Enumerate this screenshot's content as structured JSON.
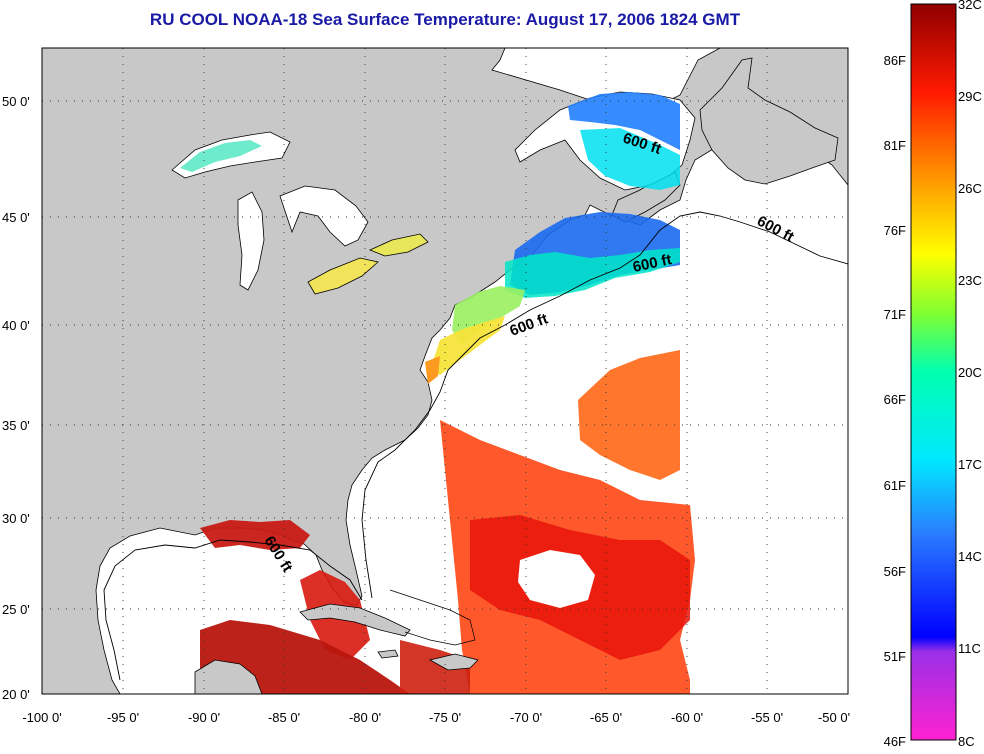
{
  "title": "RU COOL  NOAA-18  Sea Surface Temperature:  August 17, 2006 1824 GMT",
  "map": {
    "lon_range": [
      -100,
      -50
    ],
    "lat_range": [
      20,
      52
    ],
    "lon_ticks": [
      "-100 0'",
      "-95 0'",
      "-90 0'",
      "-85 0'",
      "-80 0'",
      "-75 0'",
      "-70 0'",
      "-65 0'",
      "-60 0'",
      "-55 0'",
      "-50 0'"
    ],
    "lat_ticks": [
      "20 0'",
      "25 0'",
      "30 0'",
      "35 0'",
      "40 0'",
      "45 0'",
      "50 0'"
    ],
    "grid": "dotted",
    "land_color": "#c8c8c8",
    "no_data_color": "#ffffff",
    "contour_label": "600 ft"
  },
  "colorbar": {
    "fahrenheit_labels": [
      "46F",
      "51F",
      "56F",
      "61F",
      "66F",
      "71F",
      "76F",
      "81F",
      "86F"
    ],
    "celsius_labels": [
      "8C",
      "11C",
      "14C",
      "17C",
      "20C",
      "23C",
      "26C",
      "29C",
      "32C"
    ],
    "colors": [
      "#ff22d0",
      "#8a2be2",
      "#0000ff",
      "#00c8ff",
      "#00ffc8",
      "#60ff40",
      "#ffff00",
      "#ff9900",
      "#ff2a00",
      "#900000"
    ]
  }
}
——————————
*WHAT THE TASK ASKS:*
Transcribe the records verbatim and omit the images.

*RESULT FOR THIS TASK:*
Enumerate this screenshot's content as structured JSON.
{
  "title": "RU COOL  NOAA-18  Sea Surface Temperature:  August 17, 2006 1824 GMT",
  "map": {
    "lon_range": [
      -100,
      -50
    ],
    "lat_range": [
      20,
      52
    ],
    "lon_ticks": [
      "-100 0'",
      "-95 0'",
      "-90 0'",
      "-85 0'",
      "-80 0'",
      "-75 0'",
      "-70 0'",
      "-65 0'",
      "-60 0'",
      "-55 0'",
      "-50 0'"
    ],
    "lat_ticks": [
      "20 0'",
      "25 0'",
      "30 0'",
      "35 0'",
      "40 0'",
      "45 0'",
      "50 0'"
    ],
    "grid": "dotted",
    "land_color": "#c8c8c8",
    "no_data_color": "#ffffff",
    "contour_label": "600 ft"
  },
  "colorbar": {
    "fahrenheit_labels": [
      "46F",
      "51F",
      "56F",
      "61F",
      "66F",
      "71F",
      "76F",
      "81F",
      "86F"
    ],
    "celsius_labels": [
      "8C",
      "11C",
      "14C",
      "17C",
      "20C",
      "23C",
      "26C",
      "29C",
      "32C"
    ],
    "colors": [
      "#ff22d0",
      "#8a2be2",
      "#0000ff",
      "#00c8ff",
      "#00ffc8",
      "#60ff40",
      "#ffff00",
      "#ff9900",
      "#ff2a00",
      "#900000"
    ]
  }
}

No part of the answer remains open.